Task objective:
Retype every entry in its entirety, without alteration.

Stored data:
<<<<
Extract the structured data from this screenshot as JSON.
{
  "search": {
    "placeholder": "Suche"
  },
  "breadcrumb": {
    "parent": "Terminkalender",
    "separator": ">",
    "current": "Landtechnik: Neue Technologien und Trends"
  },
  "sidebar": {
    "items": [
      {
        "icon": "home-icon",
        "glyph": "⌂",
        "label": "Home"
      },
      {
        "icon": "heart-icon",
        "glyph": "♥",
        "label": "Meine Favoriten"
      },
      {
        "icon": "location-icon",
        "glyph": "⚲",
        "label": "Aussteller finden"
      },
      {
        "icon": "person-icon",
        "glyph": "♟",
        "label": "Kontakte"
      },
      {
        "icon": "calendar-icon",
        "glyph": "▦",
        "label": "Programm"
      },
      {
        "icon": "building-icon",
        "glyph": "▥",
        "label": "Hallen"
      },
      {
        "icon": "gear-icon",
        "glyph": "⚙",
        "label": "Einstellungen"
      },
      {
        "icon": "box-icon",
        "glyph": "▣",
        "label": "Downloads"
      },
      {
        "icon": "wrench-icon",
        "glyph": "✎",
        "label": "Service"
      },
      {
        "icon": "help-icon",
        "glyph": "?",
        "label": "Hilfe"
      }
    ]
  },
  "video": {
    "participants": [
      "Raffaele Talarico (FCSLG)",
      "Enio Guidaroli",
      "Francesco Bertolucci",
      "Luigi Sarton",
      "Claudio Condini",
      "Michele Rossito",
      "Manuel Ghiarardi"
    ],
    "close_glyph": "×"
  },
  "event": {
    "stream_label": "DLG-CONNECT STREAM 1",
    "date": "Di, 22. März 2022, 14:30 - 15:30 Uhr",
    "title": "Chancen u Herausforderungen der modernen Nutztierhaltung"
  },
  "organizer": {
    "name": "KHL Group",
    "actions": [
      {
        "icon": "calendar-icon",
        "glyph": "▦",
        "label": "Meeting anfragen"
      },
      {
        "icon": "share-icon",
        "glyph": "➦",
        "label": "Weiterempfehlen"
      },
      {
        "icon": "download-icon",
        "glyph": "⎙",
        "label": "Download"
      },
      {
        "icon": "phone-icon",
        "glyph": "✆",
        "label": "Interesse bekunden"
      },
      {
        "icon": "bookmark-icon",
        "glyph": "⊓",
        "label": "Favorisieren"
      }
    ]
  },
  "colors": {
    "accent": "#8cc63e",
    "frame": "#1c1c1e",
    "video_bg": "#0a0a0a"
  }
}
>>>>
Task output:
Extract the structured data from this screenshot as JSON.
{
  "search": {
    "placeholder": "Suche"
  },
  "breadcrumb": {
    "parent": "Terminkalender",
    "separator": ">",
    "current": "Landtechnik: Neue Technologien und Trends"
  },
  "sidebar": {
    "items": [
      {
        "icon": "home-icon",
        "glyph": "⌂",
        "label": "Home"
      },
      {
        "icon": "heart-icon",
        "glyph": "♥",
        "label": "Meine Favoriten"
      },
      {
        "icon": "location-icon",
        "glyph": "⚲",
        "label": "Aussteller finden"
      },
      {
        "icon": "person-icon",
        "glyph": "♟",
        "label": "Kontakte"
      },
      {
        "icon": "calendar-icon",
        "glyph": "▦",
        "label": "Programm"
      },
      {
        "icon": "building-icon",
        "glyph": "▥",
        "label": "Hallen"
      },
      {
        "icon": "gear-icon",
        "glyph": "⚙",
        "label": "Einstellungen"
      },
      {
        "icon": "box-icon",
        "glyph": "▣",
        "label": "Downloads"
      },
      {
        "icon": "wrench-icon",
        "glyph": "✎",
        "label": "Service"
      },
      {
        "icon": "help-icon",
        "glyph": "?",
        "label": "Hilfe"
      }
    ]
  },
  "video": {
    "participants": [
      "Raffaele Talarico (FCSLG)",
      "Enio Guidaroli",
      "Francesco Bertolucci",
      "Luigi Sarton",
      "Claudio Condini",
      "Michele Rossito",
      "Manuel Ghiarardi"
    ],
    "close_glyph": "×"
  },
  "event": {
    "stream_label": "DLG-CONNECT STREAM 1",
    "date": "Di, 22. März 2022, 14:30 - 15:30 Uhr",
    "title": "Chancen u Herausforderungen der modernen Nutztierhaltung"
  },
  "organizer": {
    "name": "KHL Group",
    "actions": [
      {
        "icon": "calendar-icon",
        "glyph": "▦",
        "label": "Meeting anfragen"
      },
      {
        "icon": "share-icon",
        "glyph": "➦",
        "label": "Weiterempfehlen"
      },
      {
        "icon": "download-icon",
        "glyph": "⎙",
        "label": "Download"
      },
      {
        "icon": "phone-icon",
        "glyph": "✆",
        "label": "Interesse bekunden"
      },
      {
        "icon": "bookmark-icon",
        "glyph": "⊓",
        "label": "Favorisieren"
      }
    ]
  },
  "colors": {
    "accent": "#8cc63e",
    "frame": "#1c1c1e",
    "video_bg": "#0a0a0a"
  }
}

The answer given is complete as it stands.